Items listed in a dataset:
## begin

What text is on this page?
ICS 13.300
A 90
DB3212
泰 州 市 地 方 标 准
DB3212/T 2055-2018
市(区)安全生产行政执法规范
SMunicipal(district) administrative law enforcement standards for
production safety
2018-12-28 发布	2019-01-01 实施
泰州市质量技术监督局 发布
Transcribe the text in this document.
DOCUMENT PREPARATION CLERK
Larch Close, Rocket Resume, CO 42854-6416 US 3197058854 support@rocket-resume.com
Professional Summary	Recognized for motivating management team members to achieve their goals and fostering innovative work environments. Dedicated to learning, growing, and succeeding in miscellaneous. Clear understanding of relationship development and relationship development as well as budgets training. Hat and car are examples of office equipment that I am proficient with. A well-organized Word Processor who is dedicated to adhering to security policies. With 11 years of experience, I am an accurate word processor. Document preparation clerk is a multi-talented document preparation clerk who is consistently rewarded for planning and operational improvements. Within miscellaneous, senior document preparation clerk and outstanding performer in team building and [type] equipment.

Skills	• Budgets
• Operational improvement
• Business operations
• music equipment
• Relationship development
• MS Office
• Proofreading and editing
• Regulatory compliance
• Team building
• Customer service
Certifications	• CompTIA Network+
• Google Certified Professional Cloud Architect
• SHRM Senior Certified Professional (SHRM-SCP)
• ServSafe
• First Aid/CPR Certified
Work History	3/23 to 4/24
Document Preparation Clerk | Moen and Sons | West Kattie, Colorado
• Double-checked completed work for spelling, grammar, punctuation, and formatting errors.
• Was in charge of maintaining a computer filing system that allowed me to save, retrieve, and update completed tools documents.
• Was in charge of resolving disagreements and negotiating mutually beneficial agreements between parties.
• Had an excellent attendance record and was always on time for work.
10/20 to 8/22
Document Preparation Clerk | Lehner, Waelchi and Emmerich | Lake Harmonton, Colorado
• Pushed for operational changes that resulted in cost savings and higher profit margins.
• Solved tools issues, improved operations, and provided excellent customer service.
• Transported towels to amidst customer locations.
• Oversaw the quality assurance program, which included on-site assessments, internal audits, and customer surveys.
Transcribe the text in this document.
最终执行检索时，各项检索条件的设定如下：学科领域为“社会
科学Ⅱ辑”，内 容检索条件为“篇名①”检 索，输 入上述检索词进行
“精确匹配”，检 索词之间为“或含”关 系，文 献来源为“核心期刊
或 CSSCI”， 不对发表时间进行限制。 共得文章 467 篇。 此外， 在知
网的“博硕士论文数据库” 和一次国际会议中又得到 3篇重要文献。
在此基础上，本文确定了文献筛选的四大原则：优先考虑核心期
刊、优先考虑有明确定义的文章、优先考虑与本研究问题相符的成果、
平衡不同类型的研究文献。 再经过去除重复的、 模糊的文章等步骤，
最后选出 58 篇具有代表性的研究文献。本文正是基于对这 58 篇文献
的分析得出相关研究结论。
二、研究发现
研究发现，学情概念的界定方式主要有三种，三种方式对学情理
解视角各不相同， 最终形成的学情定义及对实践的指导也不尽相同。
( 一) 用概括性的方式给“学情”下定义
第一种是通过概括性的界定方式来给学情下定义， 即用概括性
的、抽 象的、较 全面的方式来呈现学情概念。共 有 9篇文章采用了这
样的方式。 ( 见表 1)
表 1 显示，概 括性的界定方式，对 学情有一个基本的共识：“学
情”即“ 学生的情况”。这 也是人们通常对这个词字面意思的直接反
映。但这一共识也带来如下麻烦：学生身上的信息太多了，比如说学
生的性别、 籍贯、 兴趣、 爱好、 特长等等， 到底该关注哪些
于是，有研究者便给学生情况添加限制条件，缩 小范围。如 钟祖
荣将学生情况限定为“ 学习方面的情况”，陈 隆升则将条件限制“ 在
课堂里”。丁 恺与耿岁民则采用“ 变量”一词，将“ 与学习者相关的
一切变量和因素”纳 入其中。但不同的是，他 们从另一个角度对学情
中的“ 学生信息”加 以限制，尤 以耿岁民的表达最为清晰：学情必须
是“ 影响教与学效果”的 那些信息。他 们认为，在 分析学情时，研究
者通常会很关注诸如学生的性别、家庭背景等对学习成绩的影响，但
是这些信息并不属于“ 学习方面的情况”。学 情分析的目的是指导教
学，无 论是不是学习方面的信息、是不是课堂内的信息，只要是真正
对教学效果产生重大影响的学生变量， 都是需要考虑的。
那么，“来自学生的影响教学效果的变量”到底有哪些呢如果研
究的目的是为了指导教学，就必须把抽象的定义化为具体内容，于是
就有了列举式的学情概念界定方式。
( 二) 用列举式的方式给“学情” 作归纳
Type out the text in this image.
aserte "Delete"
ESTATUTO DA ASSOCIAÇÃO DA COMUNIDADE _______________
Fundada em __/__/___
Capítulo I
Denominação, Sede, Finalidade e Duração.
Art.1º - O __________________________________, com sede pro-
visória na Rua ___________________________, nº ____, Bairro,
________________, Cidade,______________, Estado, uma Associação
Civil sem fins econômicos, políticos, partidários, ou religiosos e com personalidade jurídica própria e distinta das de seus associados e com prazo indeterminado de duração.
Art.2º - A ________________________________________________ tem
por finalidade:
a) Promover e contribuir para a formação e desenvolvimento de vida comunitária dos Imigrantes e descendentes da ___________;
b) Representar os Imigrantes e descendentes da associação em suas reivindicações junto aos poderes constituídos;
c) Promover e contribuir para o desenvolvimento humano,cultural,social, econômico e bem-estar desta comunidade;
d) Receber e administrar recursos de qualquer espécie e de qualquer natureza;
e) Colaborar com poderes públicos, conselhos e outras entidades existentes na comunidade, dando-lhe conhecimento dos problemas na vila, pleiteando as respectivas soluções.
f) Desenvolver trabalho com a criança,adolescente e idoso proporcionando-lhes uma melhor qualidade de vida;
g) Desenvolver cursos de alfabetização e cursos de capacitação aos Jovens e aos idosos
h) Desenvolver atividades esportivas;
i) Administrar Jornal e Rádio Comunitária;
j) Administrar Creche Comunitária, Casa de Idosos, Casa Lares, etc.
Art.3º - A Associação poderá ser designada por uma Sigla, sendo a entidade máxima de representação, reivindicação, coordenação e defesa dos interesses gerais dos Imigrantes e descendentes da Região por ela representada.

## end

*Task to carry out:*
Gather every line from the listing above in which "contribuir" appears, and copy those lines.

*Written answer:*
a) Promover e contribuir para a formação e desenvolvimento de vida comunitária dos Imigrantes e descendentes da ___________;
c) Promover e contribuir para o desenvolvimento humano,cultural,social, econômico e bem-estar desta comunidade;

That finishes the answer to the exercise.